Directive: Please rewrite the rows below, replacing "Average" with "Mean" wherever it occurs and leaving everything else unchanged.

----

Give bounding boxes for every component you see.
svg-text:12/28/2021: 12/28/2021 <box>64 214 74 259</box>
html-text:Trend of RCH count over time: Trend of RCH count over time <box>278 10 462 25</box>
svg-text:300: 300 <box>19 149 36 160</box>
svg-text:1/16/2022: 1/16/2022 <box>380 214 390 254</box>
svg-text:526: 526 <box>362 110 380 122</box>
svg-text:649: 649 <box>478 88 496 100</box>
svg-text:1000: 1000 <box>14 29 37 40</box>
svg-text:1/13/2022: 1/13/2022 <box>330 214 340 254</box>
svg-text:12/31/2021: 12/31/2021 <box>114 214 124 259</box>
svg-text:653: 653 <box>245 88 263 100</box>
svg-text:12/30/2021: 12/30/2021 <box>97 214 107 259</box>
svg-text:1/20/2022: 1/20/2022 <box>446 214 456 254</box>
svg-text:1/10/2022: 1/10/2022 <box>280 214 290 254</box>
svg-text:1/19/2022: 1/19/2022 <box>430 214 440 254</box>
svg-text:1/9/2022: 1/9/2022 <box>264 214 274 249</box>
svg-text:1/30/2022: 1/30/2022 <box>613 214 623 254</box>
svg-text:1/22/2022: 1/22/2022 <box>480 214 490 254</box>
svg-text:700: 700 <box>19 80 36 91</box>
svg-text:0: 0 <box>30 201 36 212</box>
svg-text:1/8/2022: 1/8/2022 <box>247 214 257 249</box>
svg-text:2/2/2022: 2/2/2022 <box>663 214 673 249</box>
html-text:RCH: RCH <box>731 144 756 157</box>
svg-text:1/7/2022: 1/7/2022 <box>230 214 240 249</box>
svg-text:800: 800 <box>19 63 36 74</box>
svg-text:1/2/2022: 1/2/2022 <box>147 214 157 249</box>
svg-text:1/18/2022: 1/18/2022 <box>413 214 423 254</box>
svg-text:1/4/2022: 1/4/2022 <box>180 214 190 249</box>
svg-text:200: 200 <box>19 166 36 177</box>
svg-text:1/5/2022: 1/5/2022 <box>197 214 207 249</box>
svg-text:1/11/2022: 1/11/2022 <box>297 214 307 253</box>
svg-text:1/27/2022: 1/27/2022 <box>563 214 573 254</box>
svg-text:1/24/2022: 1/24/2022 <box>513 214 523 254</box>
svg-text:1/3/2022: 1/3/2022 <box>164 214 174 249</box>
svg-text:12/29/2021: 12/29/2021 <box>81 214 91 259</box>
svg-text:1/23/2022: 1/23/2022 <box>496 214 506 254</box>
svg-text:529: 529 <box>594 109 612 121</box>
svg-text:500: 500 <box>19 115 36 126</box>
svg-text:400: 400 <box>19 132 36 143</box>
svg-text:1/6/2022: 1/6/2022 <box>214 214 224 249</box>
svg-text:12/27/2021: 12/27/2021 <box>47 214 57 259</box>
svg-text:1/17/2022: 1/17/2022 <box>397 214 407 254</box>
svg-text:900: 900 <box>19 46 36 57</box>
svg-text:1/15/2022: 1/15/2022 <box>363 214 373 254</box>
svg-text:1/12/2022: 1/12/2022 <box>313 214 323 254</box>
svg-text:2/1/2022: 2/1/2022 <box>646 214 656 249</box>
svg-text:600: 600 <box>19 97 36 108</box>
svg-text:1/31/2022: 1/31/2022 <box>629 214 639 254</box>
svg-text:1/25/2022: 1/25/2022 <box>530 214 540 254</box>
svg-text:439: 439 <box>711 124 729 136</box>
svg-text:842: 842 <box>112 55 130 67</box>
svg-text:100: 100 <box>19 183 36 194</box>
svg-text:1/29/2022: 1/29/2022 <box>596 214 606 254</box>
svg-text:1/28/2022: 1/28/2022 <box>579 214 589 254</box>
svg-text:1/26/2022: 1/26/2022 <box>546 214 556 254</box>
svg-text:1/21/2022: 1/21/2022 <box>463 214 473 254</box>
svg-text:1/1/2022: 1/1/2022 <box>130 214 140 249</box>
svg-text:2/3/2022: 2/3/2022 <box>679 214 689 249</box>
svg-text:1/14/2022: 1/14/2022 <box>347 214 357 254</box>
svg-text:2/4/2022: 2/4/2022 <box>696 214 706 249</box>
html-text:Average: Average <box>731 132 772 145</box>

----

Answer to this exercise:
Give bounding boxes for every component you see.
svg-text:12/28/2021: 12/28/2021 <box>64 214 74 259</box>
html-text:Trend of RCH count over time: Trend of RCH count over time <box>278 10 462 25</box>
svg-text:300: 300 <box>19 149 36 160</box>
svg-text:1/16/2022: 1/16/2022 <box>380 214 390 254</box>
svg-text:526: 526 <box>362 110 380 122</box>
svg-text:649: 649 <box>478 88 496 100</box>
svg-text:1000: 1000 <box>14 29 37 40</box>
svg-text:1/13/2022: 1/13/2022 <box>330 214 340 254</box>
svg-text:12/31/2021: 12/31/2021 <box>114 214 124 259</box>
svg-text:653: 653 <box>245 88 263 100</box>
svg-text:12/30/2021: 12/30/2021 <box>97 214 107 259</box>
svg-text:1/20/2022: 1/20/2022 <box>446 214 456 254</box>
svg-text:1/10/2022: 1/10/2022 <box>280 214 290 254</box>
svg-text:1/19/2022: 1/19/2022 <box>430 214 440 254</box>
svg-text:1/9/2022: 1/9/2022 <box>264 214 274 249</box>
svg-text:1/30/2022: 1/30/2022 <box>613 214 623 254</box>
svg-text:1/22/2022: 1/22/2022 <box>480 214 490 254</box>
svg-text:700: 700 <box>19 80 36 91</box>
svg-text:0: 0 <box>30 201 36 212</box>
svg-text:1/8/2022: 1/8/2022 <box>247 214 257 249</box>
svg-text:2/2/2022: 2/2/2022 <box>663 214 673 249</box>
html-text:RCH: RCH <box>731 144 756 157</box>
svg-text:1/7/2022: 1/7/2022 <box>230 214 240 249</box>
svg-text:800: 800 <box>19 63 36 74</box>
svg-text:1/2/2022: 1/2/2022 <box>147 214 157 249</box>
svg-text:1/18/2022: 1/18/2022 <box>413 214 423 254</box>
svg-text:1/4/2022: 1/4/2022 <box>180 214 190 249</box>
svg-text:200: 200 <box>19 166 36 177</box>
svg-text:1/5/2022: 1/5/2022 <box>197 214 207 249</box>
svg-text:1/11/2022: 1/11/2022 <box>297 214 307 253</box>
svg-text:1/27/2022: 1/27/2022 <box>563 214 573 254</box>
svg-text:1/24/2022: 1/24/2022 <box>513 214 523 254</box>
svg-text:1/3/2022: 1/3/2022 <box>164 214 174 249</box>
svg-text:12/29/2021: 12/29/2021 <box>81 214 91 259</box>
svg-text:1/23/2022: 1/23/2022 <box>496 214 506 254</box>
svg-text:529: 529 <box>594 109 612 121</box>
svg-text:500: 500 <box>19 115 36 126</box>
svg-text:400: 400 <box>19 132 36 143</box>
svg-text:1/6/2022: 1/6/2022 <box>214 214 224 249</box>
svg-text:12/27/2021: 12/27/2021 <box>47 214 57 259</box>
svg-text:1/17/2022: 1/17/2022 <box>397 214 407 254</box>
svg-text:900: 900 <box>19 46 36 57</box>
svg-text:1/15/2022: 1/15/2022 <box>363 214 373 254</box>
svg-text:1/12/2022: 1/12/2022 <box>313 214 323 254</box>
svg-text:2/1/2022: 2/1/2022 <box>646 214 656 249</box>
svg-text:600: 600 <box>19 97 36 108</box>
svg-text:1/31/2022: 1/31/2022 <box>629 214 639 254</box>
svg-text:1/25/2022: 1/25/2022 <box>530 214 540 254</box>
svg-text:439: 439 <box>711 124 729 136</box>
svg-text:842: 842 <box>112 55 130 67</box>
svg-text:100: 100 <box>19 183 36 194</box>
svg-text:1/29/2022: 1/29/2022 <box>596 214 606 254</box>
svg-text:1/28/2022: 1/28/2022 <box>579 214 589 254</box>
svg-text:1/26/2022: 1/26/2022 <box>546 214 556 254</box>
svg-text:1/21/2022: 1/21/2022 <box>463 214 473 254</box>
svg-text:1/1/2022: 1/1/2022 <box>130 214 140 249</box>
svg-text:2/3/2022: 2/3/2022 <box>679 214 689 249</box>
svg-text:1/14/2022: 1/14/2022 <box>347 214 357 254</box>
svg-text:2/4/2022: 2/4/2022 <box>696 214 706 249</box>
html-text:Mean: Mean <box>731 132 772 145</box>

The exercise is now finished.